= SET TASK =
Leave out the pictures and repeat everything else in the records exactly.

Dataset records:
++++++++++
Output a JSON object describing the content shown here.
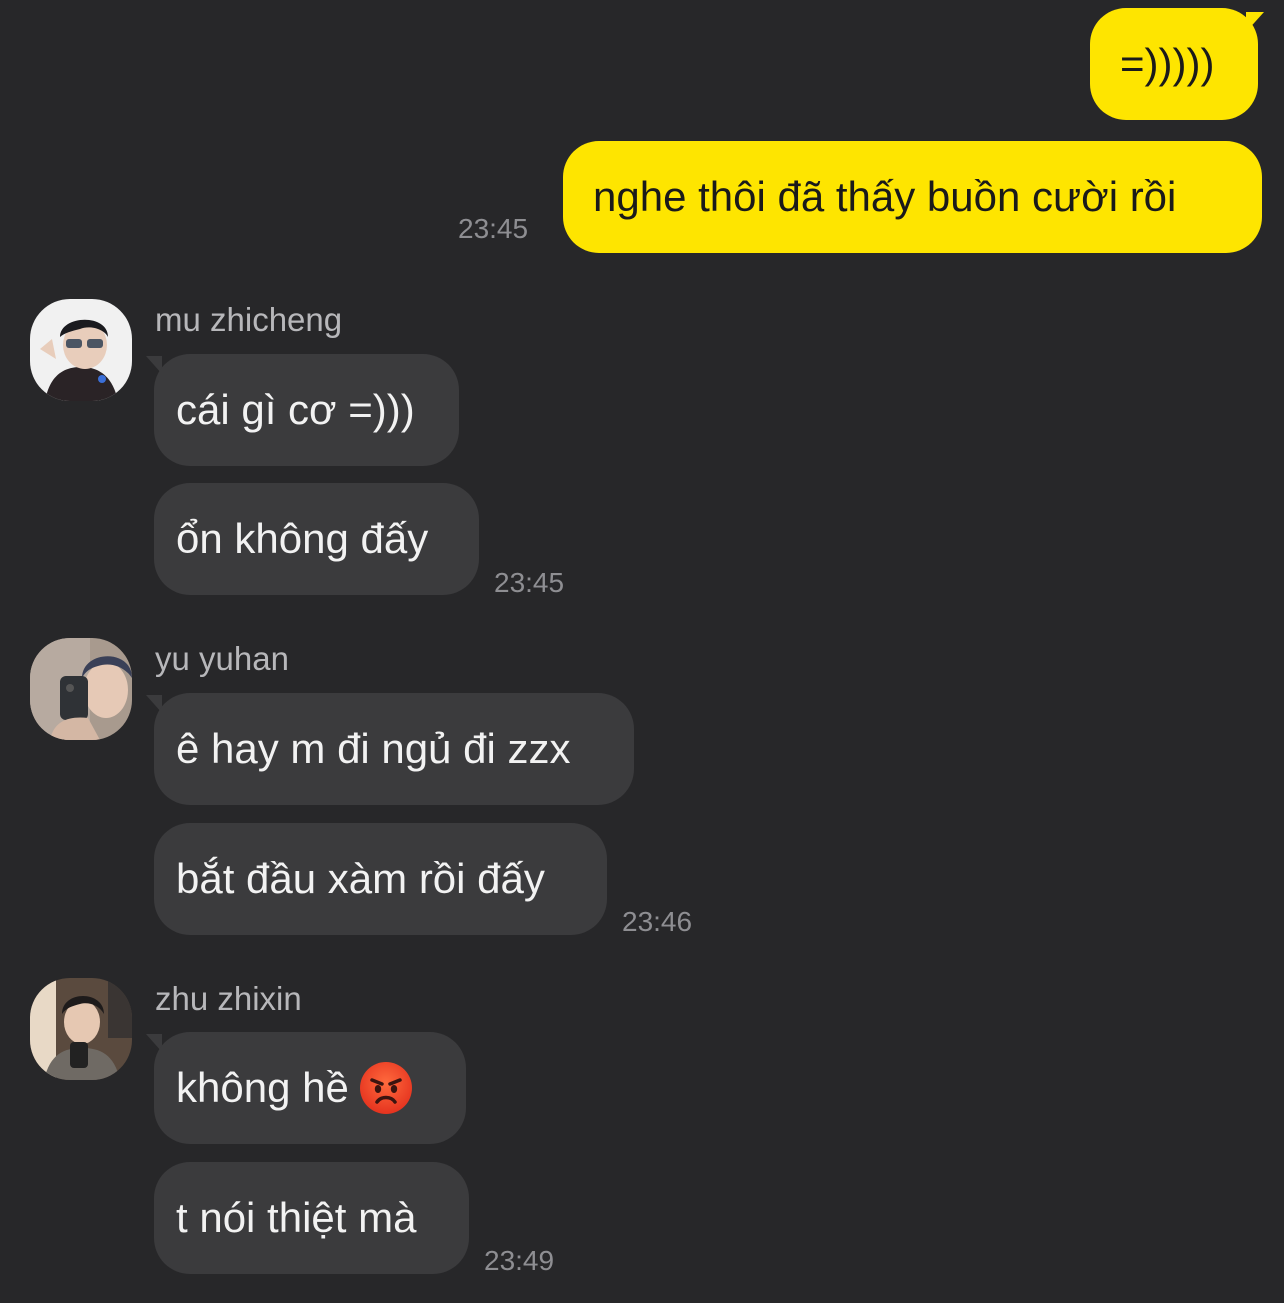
{
  "outgoing": {
    "messages": [
      "=)))))",
      "nghe thôi đã thấy buồn cười rồi"
    ],
    "time": "23:45"
  },
  "groups": [
    {
      "sender": "mu zhicheng",
      "avatar": "avatar-photo",
      "messages": [
        "cái gì cơ =)))",
        "ổn không đấy"
      ],
      "time": "23:45"
    },
    {
      "sender": "yu yuhan",
      "avatar": "avatar-photo",
      "messages": [
        "ê hay m đi ngủ đi zzx",
        "bắt đầu xàm rồi đấy"
      ],
      "time": "23:46"
    },
    {
      "sender": "zhu zhixin",
      "avatar": "avatar-photo",
      "messages": [
        "không hề",
        "t nói thiệt mà"
      ],
      "emoji": "angry-face-icon",
      "time": "23:49"
    }
  ],
  "colors": {
    "background": "#272729",
    "outgoing_bubble": "#FEE500",
    "incoming_bubble": "#3B3B3D",
    "timestamp": "#8E8E92",
    "sender_name": "#B7B7BA"
  }
}
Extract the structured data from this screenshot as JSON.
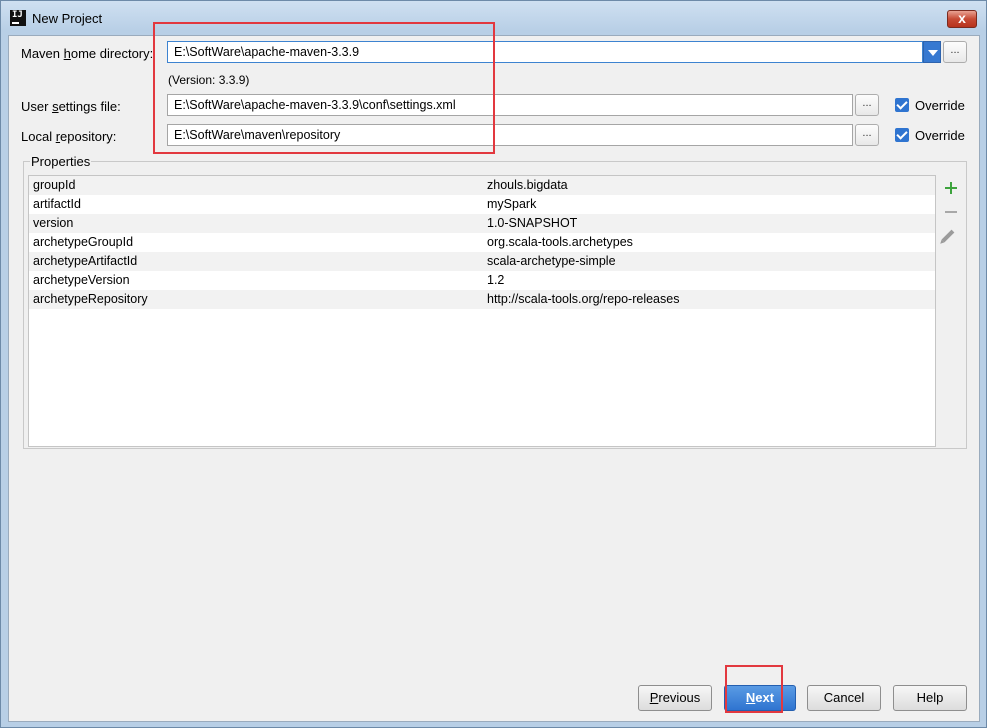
{
  "window": {
    "title": "New Project",
    "app_icon_text": "IJ",
    "close_label": "x"
  },
  "form": {
    "maven_home": {
      "label_pre": "Maven ",
      "label_mn": "h",
      "label_post": "ome directory:",
      "value": "E:\\SoftWare\\apache-maven-3.3.9",
      "version": "(Version: 3.3.9)"
    },
    "user_settings": {
      "label_pre": "User ",
      "label_mn": "s",
      "label_post": "ettings file:",
      "value": "E:\\SoftWare\\apache-maven-3.3.9\\conf\\settings.xml",
      "override_label": "Override",
      "override_checked": true
    },
    "local_repo": {
      "label_pre": "Local ",
      "label_mn": "r",
      "label_post": "epository:",
      "value": "E:\\SoftWare\\maven\\repository",
      "override_label": "Override",
      "override_checked": true
    },
    "browse_label": "..."
  },
  "properties": {
    "title": "Properties",
    "rows": [
      {
        "key": "groupId",
        "value": "zhouls.bigdata"
      },
      {
        "key": "artifactId",
        "value": "mySpark"
      },
      {
        "key": "version",
        "value": "1.0-SNAPSHOT"
      },
      {
        "key": "archetypeGroupId",
        "value": "org.scala-tools.archetypes"
      },
      {
        "key": "archetypeArtifactId",
        "value": "scala-archetype-simple"
      },
      {
        "key": "archetypeVersion",
        "value": "1.2"
      },
      {
        "key": "archetypeRepository",
        "value": "http://scala-tools.org/repo-releases"
      }
    ]
  },
  "buttons": {
    "previous": {
      "mn": "P",
      "rest": "revious"
    },
    "next": {
      "mn": "N",
      "rest": "ext"
    },
    "cancel": "Cancel",
    "help": "Help"
  },
  "colors": {
    "highlight_box": "#e2383f",
    "primary_button": "#2f74d0",
    "add_icon": "#3da33d"
  }
}
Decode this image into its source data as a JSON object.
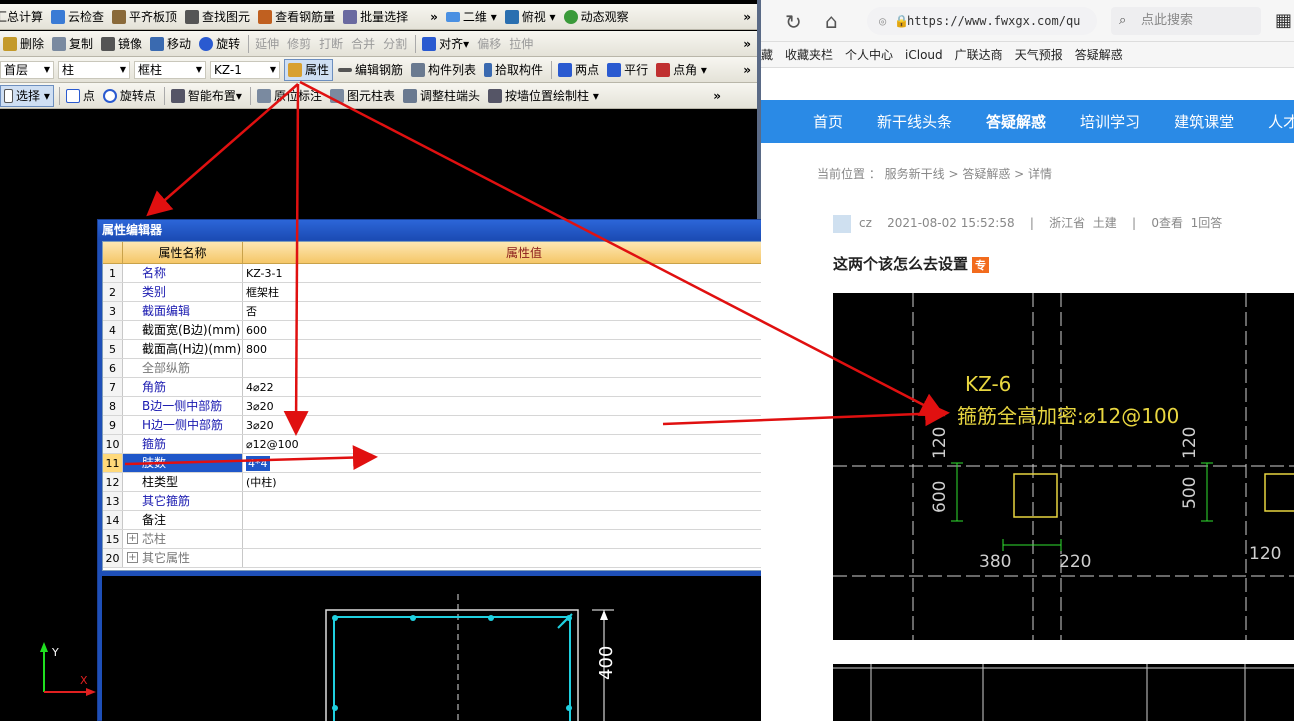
{
  "toolbar1": {
    "items": [
      "汇总计算",
      "云检查",
      "平齐板顶",
      "查找图元",
      "查看钢筋量",
      "批量选择"
    ],
    "view_mode": "二维",
    "view_angle": "俯视",
    "dynamic": "动态观察",
    "more": "»"
  },
  "toolbar2": {
    "items": [
      "删除",
      "复制",
      "镜像",
      "移动",
      "旋转"
    ],
    "disabled": [
      "延伸",
      "修剪",
      "打断",
      "合并",
      "分割"
    ],
    "align": "对齐",
    "disabled2": [
      "偏移",
      "拉伸"
    ],
    "more": "»"
  },
  "toolbar3": {
    "floor": "首层",
    "category": "柱",
    "type": "框柱",
    "component": "KZ-1",
    "properties": "属性",
    "edit_rebar": "编辑钢筋",
    "component_list": "构件列表",
    "pick": "拾取构件",
    "two_point": "两点",
    "parallel": "平行",
    "point_angle": "点角",
    "more": "»"
  },
  "toolbar4": {
    "select": "选择",
    "point": "点",
    "rotate_point": "旋转点",
    "smart": "智能布置",
    "origin_mark": "原位标注",
    "col_table": "图元柱表",
    "adjust_end": "调整柱端头",
    "wall_draw": "按墙位置绘制柱",
    "more": "»"
  },
  "editor": {
    "title": "属性编辑器",
    "close": "✕",
    "col_name": "属性名称",
    "col_value": "属性值",
    "rows": [
      {
        "n": "1",
        "name": "名称",
        "value": "KZ-3-1"
      },
      {
        "n": "2",
        "name": "类别",
        "value": "框架柱"
      },
      {
        "n": "3",
        "name": "截面编辑",
        "value": "否"
      },
      {
        "n": "4",
        "name": "截面宽(B边)(mm)",
        "value": "600"
      },
      {
        "n": "5",
        "name": "截面高(H边)(mm)",
        "value": "800"
      },
      {
        "n": "6",
        "name": "全部纵筋",
        "value": ""
      },
      {
        "n": "7",
        "name": "角筋",
        "value": "4⌀22"
      },
      {
        "n": "8",
        "name": "B边一侧中部筋",
        "value": "3⌀20"
      },
      {
        "n": "9",
        "name": "H边一侧中部筋",
        "value": "3⌀20"
      },
      {
        "n": "10",
        "name": "箍筋",
        "value": "⌀12@100"
      },
      {
        "n": "11",
        "name": "肢数",
        "value": "4*4"
      },
      {
        "n": "12",
        "name": "柱类型",
        "value": "(中柱)"
      },
      {
        "n": "13",
        "name": "其它箍筋",
        "value": ""
      },
      {
        "n": "14",
        "name": "备注",
        "value": ""
      },
      {
        "n": "15",
        "name": "芯柱",
        "value": ""
      },
      {
        "n": "20",
        "name": "其它属性",
        "value": ""
      }
    ],
    "preview_dim": "400"
  },
  "axis": {
    "x": "X",
    "y": "Y"
  },
  "browser": {
    "url": "https://www.fwxgx.com/qu",
    "search_placeholder": "点此搜索",
    "bookmarks": [
      "藏",
      "收藏夹栏",
      "个人中心",
      "iCloud",
      "广联达商",
      "天气预报",
      "答疑解惑"
    ],
    "menu": [
      "首页",
      "新干线头条",
      "答疑解惑",
      "培训学习",
      "建筑课堂",
      "人才"
    ],
    "breadcrumb": "当前位置 ： 服务新干线 > 答疑解惑 > 详情",
    "meta": "cz    2021-08-02 15:52:58    |    浙江省  土建    |    0查看  1回答",
    "question": "这两个该怎么去设置",
    "tag": "专"
  },
  "drawing": {
    "label": "KZ-6",
    "note": "箍筋全高加密:⌀12@100",
    "dims": [
      "120",
      "600",
      "380",
      "220",
      "120",
      "500",
      "120"
    ]
  },
  "colors": {
    "arrow": "#e01010",
    "cad_bg": "#000000",
    "menu_blue": "#2a8ae6",
    "cyan": "#20d0e0",
    "yellow": "#e8d640",
    "green": "#30e030"
  }
}
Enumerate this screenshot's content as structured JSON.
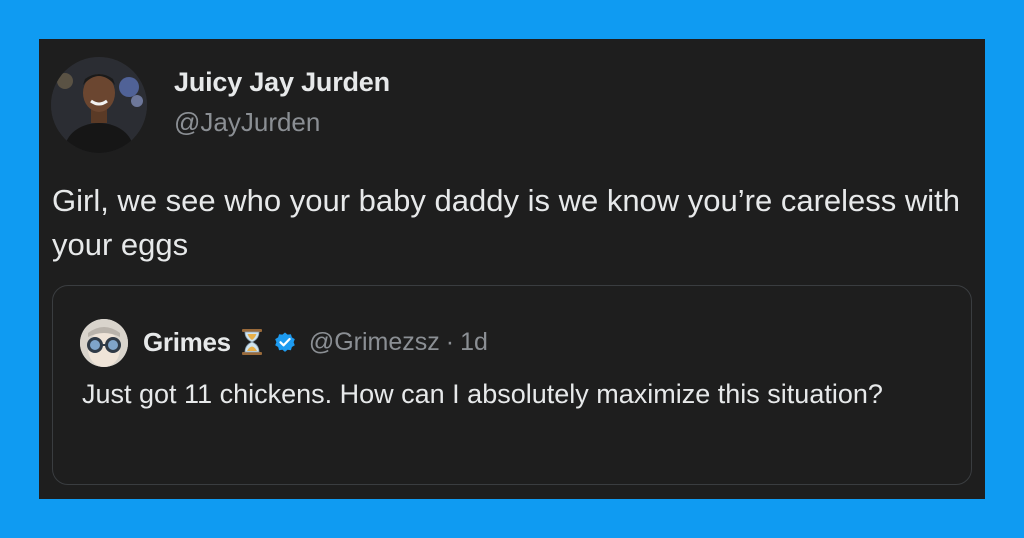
{
  "tweet": {
    "author_name": "Juicy Jay Jurden",
    "author_handle": "@JayJurden",
    "text": "Girl, we see who your baby daddy is we know you’re careless with your eggs"
  },
  "quoted_tweet": {
    "author_name": "Grimes",
    "name_emoji": "hourglass-icon",
    "verified": true,
    "author_handle": "@Grimezsz",
    "separator": "·",
    "time": "1d",
    "text": "Just got 11 chickens.  How can I absolutely maximize this situation?"
  },
  "colors": {
    "background": "#0f9bf2",
    "card": "#1e1e1e",
    "text": "#e7e9ea",
    "secondary_text": "#8b8f94",
    "border": "#3a3d40",
    "verified": "#1d9bf0"
  }
}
++++++++++
= RESULT FOR THIS EXERCISE =
Output a JSON object describing the content shown here.
{
  "outgoing": {
    "messages": [
      "=)))))",
      "nghe thôi đã thấy buồn cười rồi"
    ],
    "time": "23:45"
  },
  "groups": [
    {
      "sender": "mu zhicheng",
      "avatar": "avatar-photo",
      "messages": [
        "cái gì cơ =)))",
        "ổn không đấy"
      ],
      "time": "23:45"
    },
    {
      "sender": "yu yuhan",
      "avatar": "avatar-photo",
      "messages": [
        "ê hay m đi ngủ đi zzx",
        "bắt đầu xàm rồi đấy"
      ],
      "time": "23:46"
    },
    {
      "sender": "zhu zhixin",
      "avatar": "avatar-photo",
      "messages": [
        "không hề",
        "t nói thiệt mà"
      ],
      "emoji": "angry-face-icon",
      "time": "23:49"
    }
  ],
  "colors": {
    "background": "#272729",
    "outgoing_bubble": "#FEE500",
    "incoming_bubble": "#3B3B3D",
    "timestamp": "#8E8E92",
    "sender_name": "#B7B7BA"
  }
}
Extract the structured data from this screenshot as JSON.
{
  "window": {
    "title": "New Project",
    "app_icon_text": "IJ",
    "close_label": "x"
  },
  "form": {
    "maven_home": {
      "label_pre": "Maven ",
      "label_mn": "h",
      "label_post": "ome directory:",
      "value": "E:\\SoftWare\\apache-maven-3.3.9",
      "version": "(Version: 3.3.9)"
    },
    "user_settings": {
      "label_pre": "User ",
      "label_mn": "s",
      "label_post": "ettings file:",
      "value": "E:\\SoftWare\\apache-maven-3.3.9\\conf\\settings.xml",
      "override_label": "Override",
      "override_checked": true
    },
    "local_repo": {
      "label_pre": "Local ",
      "label_mn": "r",
      "label_post": "epository:",
      "value": "E:\\SoftWare\\maven\\repository",
      "override_label": "Override",
      "override_checked": true
    },
    "browse_label": "..."
  },
  "properties": {
    "title": "Properties",
    "rows": [
      {
        "key": "groupId",
        "value": "zhouls.bigdata"
      },
      {
        "key": "artifactId",
        "value": "mySpark"
      },
      {
        "key": "version",
        "value": "1.0-SNAPSHOT"
      },
      {
        "key": "archetypeGroupId",
        "value": "org.scala-tools.archetypes"
      },
      {
        "key": "archetypeArtifactId",
        "value": "scala-archetype-simple"
      },
      {
        "key": "archetypeVersion",
        "value": "1.2"
      },
      {
        "key": "archetypeRepository",
        "value": "http://scala-tools.org/repo-releases"
      }
    ]
  },
  "buttons": {
    "previous": {
      "mn": "P",
      "rest": "revious"
    },
    "next": {
      "mn": "N",
      "rest": "ext"
    },
    "cancel": "Cancel",
    "help": "Help"
  },
  "colors": {
    "highlight_box": "#e2383f",
    "primary_button": "#2f74d0",
    "add_icon": "#3da33d"
  }
}
Decode this image into its source data as a JSON object.
{
  "toolbar1": {
    "items": [
      "汇总计算",
      "云检查",
      "平齐板顶",
      "查找图元",
      "查看钢筋量",
      "批量选择"
    ],
    "view_mode": "二维",
    "view_angle": "俯视",
    "dynamic": "动态观察",
    "more": "»"
  },
  "toolbar2": {
    "items": [
      "删除",
      "复制",
      "镜像",
      "移动",
      "旋转"
    ],
    "disabled": [
      "延伸",
      "修剪",
      "打断",
      "合并",
      "分割"
    ],
    "align": "对齐",
    "disabled2": [
      "偏移",
      "拉伸"
    ],
    "more": "»"
  },
  "toolbar3": {
    "floor": "首层",
    "category": "柱",
    "type": "框柱",
    "component": "KZ-1",
    "properties": "属性",
    "edit_rebar": "编辑钢筋",
    "component_list": "构件列表",
    "pick": "拾取构件",
    "two_point": "两点",
    "parallel": "平行",
    "point_angle": "点角",
    "more": "»"
  },
  "toolbar4": {
    "select": "选择",
    "point": "点",
    "rotate_point": "旋转点",
    "smart": "智能布置",
    "origin_mark": "原位标注",
    "col_table": "图元柱表",
    "adjust_end": "调整柱端头",
    "wall_draw": "按墙位置绘制柱",
    "more": "»"
  },
  "editor": {
    "title": "属性编辑器",
    "close": "✕",
    "col_name": "属性名称",
    "col_value": "属性值",
    "rows": [
      {
        "n": "1",
        "name": "名称",
        "value": "KZ-3-1"
      },
      {
        "n": "2",
        "name": "类别",
        "value": "框架柱"
      },
      {
        "n": "3",
        "name": "截面编辑",
        "value": "否"
      },
      {
        "n": "4",
        "name": "截面宽(B边)(mm)",
        "value": "600"
      },
      {
        "n": "5",
        "name": "截面高(H边)(mm)",
        "value": "800"
      },
      {
        "n": "6",
        "name": "全部纵筋",
        "value": ""
      },
      {
        "n": "7",
        "name": "角筋",
        "value": "4⌀22"
      },
      {
        "n": "8",
        "name": "B边一侧中部筋",
        "value": "3⌀20"
      },
      {
        "n": "9",
        "name": "H边一侧中部筋",
        "value": "3⌀20"
      },
      {
        "n": "10",
        "name": "箍筋",
        "value": "⌀12@100"
      },
      {
        "n": "11",
        "name": "肢数",
        "value": "4*4"
      },
      {
        "n": "12",
        "name": "柱类型",
        "value": "(中柱)"
      },
      {
        "n": "13",
        "name": "其它箍筋",
        "value": ""
      },
      {
        "n": "14",
        "name": "备注",
        "value": ""
      },
      {
        "n": "15",
        "name": "芯柱",
        "value": ""
      },
      {
        "n": "20",
        "name": "其它属性",
        "value": ""
      }
    ],
    "preview_dim": "400"
  },
  "axis": {
    "x": "X",
    "y": "Y"
  },
  "browser": {
    "url": "https://www.fwxgx.com/qu",
    "search_placeholder": "点此搜索",
    "bookmarks": [
      "藏",
      "收藏夹栏",
      "个人中心",
      "iCloud",
      "广联达商",
      "天气预报",
      "答疑解惑"
    ],
    "menu": [
      "首页",
      "新干线头条",
      "答疑解惑",
      "培训学习",
      "建筑课堂",
      "人才"
    ],
    "breadcrumb": "当前位置 ： 服务新干线 > 答疑解惑 > 详情",
    "meta": "cz    2021-08-02 15:52:58    |    浙江省  土建    |    0查看  1回答",
    "question": "这两个该怎么去设置",
    "tag": "专"
  },
  "drawing": {
    "label": "KZ-6",
    "note": "箍筋全高加密:⌀12@100",
    "dims": [
      "120",
      "600",
      "380",
      "220",
      "120",
      "500",
      "120"
    ]
  },
  "colors": {
    "arrow": "#e01010",
    "cad_bg": "#000000",
    "menu_blue": "#2a8ae6",
    "cyan": "#20d0e0",
    "yellow": "#e8d640",
    "green": "#30e030"
  }
}
Enumerate this screenshot's content as structured JSON.
{
  "tweet": {
    "author_name": "Juicy Jay Jurden",
    "author_handle": "@JayJurden",
    "text": "Girl, we see who your baby daddy is we know you’re careless with your eggs"
  },
  "quoted_tweet": {
    "author_name": "Grimes",
    "name_emoji": "hourglass-icon",
    "verified": true,
    "author_handle": "@Grimezsz",
    "separator": "·",
    "time": "1d",
    "text": "Just got 11 chickens.  How can I absolutely maximize this situation?"
  },
  "colors": {
    "background": "#0f9bf2",
    "card": "#1e1e1e",
    "text": "#e7e9ea",
    "secondary_text": "#8b8f94",
    "border": "#3a3d40",
    "verified": "#1d9bf0"
  }
}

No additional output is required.